──────── SUPPLIED DATA ────────

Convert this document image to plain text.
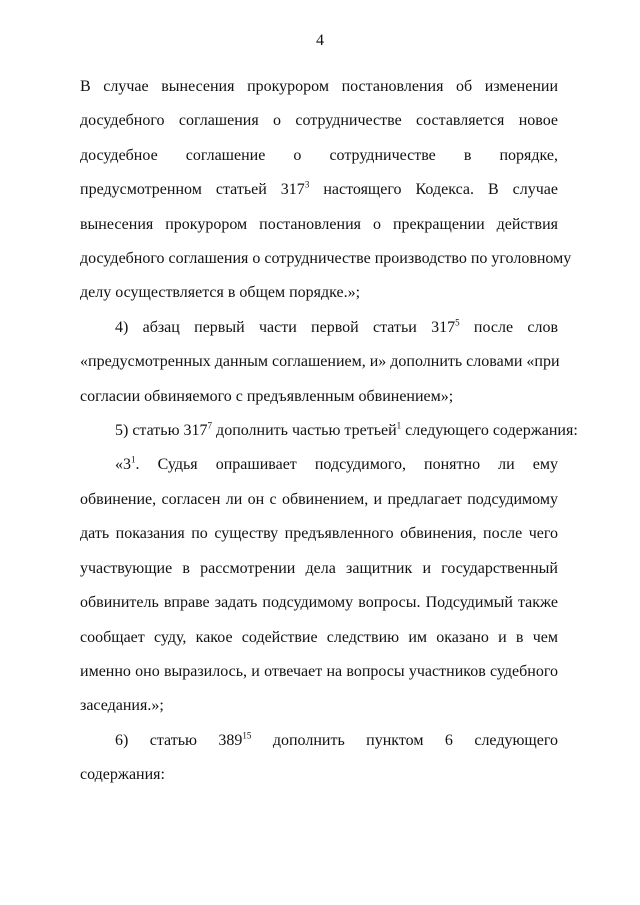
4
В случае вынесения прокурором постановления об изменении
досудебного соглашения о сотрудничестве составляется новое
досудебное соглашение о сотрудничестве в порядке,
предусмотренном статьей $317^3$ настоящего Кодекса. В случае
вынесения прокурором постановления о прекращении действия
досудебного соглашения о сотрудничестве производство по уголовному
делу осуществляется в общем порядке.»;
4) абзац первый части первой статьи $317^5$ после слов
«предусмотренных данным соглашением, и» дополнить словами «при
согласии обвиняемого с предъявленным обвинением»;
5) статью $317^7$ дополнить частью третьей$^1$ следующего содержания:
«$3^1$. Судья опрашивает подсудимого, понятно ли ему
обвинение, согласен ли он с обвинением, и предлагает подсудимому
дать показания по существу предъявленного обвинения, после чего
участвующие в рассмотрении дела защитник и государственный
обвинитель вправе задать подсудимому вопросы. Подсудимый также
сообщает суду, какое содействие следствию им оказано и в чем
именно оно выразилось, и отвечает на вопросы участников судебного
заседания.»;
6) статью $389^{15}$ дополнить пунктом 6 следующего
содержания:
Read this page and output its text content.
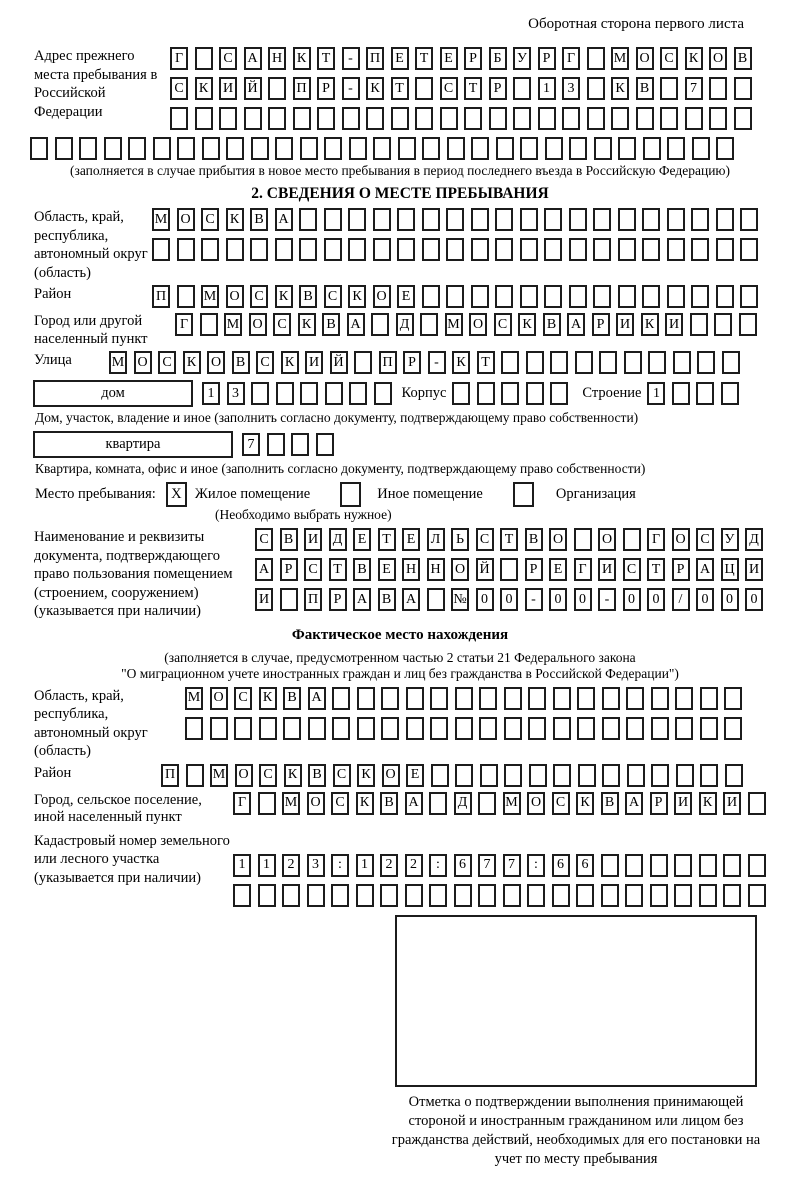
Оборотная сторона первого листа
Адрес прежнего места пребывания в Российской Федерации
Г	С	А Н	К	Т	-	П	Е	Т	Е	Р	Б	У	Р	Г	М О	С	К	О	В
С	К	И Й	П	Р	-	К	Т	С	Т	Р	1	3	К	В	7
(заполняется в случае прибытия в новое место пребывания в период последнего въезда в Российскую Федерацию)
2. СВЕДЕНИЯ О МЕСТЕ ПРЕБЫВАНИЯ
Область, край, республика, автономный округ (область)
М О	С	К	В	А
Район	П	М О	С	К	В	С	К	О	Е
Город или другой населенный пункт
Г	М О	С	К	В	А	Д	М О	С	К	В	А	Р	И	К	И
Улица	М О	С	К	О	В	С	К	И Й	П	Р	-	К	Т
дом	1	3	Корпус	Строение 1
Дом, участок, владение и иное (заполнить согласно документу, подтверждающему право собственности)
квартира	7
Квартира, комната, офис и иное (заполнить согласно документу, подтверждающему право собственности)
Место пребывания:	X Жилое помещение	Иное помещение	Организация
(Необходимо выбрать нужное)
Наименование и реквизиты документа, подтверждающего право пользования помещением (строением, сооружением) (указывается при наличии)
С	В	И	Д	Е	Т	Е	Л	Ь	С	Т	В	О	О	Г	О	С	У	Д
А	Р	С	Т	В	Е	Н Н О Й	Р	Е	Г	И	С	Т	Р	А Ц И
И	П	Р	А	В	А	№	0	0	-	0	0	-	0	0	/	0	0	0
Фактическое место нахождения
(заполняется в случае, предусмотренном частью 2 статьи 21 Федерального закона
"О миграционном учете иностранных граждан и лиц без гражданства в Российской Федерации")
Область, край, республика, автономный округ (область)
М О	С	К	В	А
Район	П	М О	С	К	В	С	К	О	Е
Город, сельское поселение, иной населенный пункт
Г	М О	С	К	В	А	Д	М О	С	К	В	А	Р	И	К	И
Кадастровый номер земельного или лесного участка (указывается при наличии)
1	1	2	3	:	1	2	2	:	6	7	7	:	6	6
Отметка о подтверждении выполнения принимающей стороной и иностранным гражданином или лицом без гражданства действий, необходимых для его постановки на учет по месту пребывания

────────

[GIVEN INSTRUCTION] Return only the number of lines in the data that contain "обвинением".

[REPLY] 2